(Dataset entries on figures)

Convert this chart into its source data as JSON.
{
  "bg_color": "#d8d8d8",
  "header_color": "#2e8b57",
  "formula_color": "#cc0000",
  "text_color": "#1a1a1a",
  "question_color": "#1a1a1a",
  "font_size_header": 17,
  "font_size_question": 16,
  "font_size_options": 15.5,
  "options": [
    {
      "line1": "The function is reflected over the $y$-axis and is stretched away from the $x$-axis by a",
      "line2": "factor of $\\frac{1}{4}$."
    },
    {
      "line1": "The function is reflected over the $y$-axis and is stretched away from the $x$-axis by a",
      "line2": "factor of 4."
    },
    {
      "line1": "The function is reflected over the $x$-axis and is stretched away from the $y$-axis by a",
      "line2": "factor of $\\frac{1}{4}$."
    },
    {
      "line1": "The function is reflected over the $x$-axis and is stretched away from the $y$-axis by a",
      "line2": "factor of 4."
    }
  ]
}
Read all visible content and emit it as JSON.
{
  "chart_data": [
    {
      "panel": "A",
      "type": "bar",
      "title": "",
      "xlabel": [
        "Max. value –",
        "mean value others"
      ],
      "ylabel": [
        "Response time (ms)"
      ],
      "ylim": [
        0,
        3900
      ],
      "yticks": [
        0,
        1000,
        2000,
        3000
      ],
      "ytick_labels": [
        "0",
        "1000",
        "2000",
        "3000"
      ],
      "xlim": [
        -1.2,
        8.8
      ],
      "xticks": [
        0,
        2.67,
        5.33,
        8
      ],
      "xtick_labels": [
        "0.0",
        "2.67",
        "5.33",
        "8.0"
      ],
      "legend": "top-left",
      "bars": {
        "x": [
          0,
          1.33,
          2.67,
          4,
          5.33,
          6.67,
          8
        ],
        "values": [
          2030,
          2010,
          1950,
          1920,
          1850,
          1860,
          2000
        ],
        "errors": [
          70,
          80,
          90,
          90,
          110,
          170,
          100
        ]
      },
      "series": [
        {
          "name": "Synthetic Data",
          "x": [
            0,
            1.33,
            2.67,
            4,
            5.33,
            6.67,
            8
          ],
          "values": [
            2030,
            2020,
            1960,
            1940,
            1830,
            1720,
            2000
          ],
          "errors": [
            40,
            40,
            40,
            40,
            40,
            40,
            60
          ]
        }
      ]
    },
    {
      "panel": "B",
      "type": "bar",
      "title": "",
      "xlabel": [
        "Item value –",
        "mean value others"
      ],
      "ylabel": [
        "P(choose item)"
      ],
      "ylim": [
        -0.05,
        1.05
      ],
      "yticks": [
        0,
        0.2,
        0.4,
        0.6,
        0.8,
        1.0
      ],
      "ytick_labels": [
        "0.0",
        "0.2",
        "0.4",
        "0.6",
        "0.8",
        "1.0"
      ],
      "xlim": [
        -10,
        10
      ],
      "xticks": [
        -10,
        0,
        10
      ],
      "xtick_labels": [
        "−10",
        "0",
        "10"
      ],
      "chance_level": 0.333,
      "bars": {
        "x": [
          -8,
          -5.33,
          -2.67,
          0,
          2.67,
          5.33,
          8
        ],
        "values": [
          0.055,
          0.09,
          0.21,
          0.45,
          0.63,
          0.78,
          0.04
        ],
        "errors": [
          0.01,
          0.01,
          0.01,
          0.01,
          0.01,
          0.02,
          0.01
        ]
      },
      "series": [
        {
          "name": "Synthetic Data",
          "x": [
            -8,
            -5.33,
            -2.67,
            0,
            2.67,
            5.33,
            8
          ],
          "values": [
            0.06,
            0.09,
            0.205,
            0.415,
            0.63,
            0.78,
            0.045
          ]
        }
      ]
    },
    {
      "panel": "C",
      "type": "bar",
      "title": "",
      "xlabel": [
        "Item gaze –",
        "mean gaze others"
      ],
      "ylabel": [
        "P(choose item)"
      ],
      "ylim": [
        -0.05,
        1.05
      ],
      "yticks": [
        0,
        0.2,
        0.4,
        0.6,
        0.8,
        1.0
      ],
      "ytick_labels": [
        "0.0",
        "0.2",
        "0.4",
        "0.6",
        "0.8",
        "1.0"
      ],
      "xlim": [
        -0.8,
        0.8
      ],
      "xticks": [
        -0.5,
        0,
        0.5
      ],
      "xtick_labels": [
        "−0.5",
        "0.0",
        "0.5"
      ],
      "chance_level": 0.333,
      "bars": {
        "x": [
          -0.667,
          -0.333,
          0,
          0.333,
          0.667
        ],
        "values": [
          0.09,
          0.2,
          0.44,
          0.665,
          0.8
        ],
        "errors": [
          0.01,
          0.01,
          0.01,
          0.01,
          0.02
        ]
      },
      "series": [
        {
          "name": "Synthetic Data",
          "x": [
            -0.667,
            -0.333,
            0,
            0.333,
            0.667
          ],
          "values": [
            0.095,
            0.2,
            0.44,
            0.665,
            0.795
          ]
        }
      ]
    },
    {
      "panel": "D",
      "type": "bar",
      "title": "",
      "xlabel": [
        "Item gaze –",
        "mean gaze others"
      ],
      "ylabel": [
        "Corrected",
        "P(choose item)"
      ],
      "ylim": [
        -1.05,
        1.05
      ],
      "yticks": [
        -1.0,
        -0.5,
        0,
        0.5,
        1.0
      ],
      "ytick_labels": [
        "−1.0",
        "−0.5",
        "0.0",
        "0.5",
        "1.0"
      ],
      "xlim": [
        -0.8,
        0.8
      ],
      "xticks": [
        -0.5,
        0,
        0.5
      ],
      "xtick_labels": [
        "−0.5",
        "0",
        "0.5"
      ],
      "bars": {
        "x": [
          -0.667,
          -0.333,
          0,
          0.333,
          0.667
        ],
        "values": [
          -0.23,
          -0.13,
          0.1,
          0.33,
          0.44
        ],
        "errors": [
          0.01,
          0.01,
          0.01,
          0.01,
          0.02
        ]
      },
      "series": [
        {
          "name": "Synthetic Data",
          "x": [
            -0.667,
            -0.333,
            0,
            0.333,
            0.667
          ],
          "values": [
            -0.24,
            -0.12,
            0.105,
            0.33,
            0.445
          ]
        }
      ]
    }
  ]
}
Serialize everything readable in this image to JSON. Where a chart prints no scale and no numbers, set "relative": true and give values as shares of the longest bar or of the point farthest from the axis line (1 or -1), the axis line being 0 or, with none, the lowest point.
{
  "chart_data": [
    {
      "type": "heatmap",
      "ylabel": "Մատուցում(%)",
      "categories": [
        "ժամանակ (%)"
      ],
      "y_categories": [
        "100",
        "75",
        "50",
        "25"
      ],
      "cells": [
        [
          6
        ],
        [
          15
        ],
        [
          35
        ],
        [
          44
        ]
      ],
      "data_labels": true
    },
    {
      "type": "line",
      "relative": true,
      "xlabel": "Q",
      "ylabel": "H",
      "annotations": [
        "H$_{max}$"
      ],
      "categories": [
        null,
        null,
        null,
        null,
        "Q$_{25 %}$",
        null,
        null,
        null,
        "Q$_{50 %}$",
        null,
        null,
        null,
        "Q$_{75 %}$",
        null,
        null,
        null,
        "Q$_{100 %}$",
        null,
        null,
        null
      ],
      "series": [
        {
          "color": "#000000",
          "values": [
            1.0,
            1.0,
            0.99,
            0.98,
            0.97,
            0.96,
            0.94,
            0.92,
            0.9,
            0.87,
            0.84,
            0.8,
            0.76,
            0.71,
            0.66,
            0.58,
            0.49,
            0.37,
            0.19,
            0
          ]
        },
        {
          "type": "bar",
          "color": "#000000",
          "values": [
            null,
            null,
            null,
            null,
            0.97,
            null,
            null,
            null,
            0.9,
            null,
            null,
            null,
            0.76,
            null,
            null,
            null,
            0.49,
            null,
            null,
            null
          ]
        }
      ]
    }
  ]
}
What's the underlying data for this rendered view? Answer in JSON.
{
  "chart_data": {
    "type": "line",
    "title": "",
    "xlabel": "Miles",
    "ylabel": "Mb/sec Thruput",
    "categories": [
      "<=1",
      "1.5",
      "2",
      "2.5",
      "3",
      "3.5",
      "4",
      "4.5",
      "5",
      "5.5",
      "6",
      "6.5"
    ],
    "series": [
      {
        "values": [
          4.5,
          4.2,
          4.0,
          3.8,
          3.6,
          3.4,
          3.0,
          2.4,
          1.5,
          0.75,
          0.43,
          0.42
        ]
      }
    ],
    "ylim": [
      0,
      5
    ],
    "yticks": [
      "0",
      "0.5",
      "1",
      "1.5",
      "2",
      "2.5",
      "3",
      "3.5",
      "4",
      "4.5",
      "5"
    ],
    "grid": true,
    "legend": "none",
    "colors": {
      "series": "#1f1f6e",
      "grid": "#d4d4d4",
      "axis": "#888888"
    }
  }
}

Your instructions: What are the lines from the one with "What's the underlying" through the last line of the records above? Quote them exactly and add nothing.

Task answer:
What's the underlying data for this rendered view? Answer in JSON.
{
  "chart_data": {
    "type": "line",
    "title": "",
    "xlabel": "Miles",
    "ylabel": "Mb/sec Thruput",
    "categories": [
      "<=1",
      "1.5",
      "2",
      "2.5",
      "3",
      "3.5",
      "4",
      "4.5",
      "5",
      "5.5",
      "6",
      "6.5"
    ],
    "series": [
      {
        "values": [
          4.5,
          4.2,
          4.0,
          3.8,
          3.6,
          3.4,
          3.0,
          2.4,
          1.5,
          0.75,
          0.43,
          0.42
        ]
      }
    ],
    "ylim": [
      0,
      5
    ],
    "yticks": [
      "0",
      "0.5",
      "1",
      "1.5",
      "2",
      "2.5",
      "3",
      "3.5",
      "4",
      "4.5",
      "5"
    ],
    "grid": true,
    "legend": "none",
    "colors": {
      "series": "#1f1f6e",
      "grid": "#d4d4d4",
      "axis": "#888888"
    }
  }
}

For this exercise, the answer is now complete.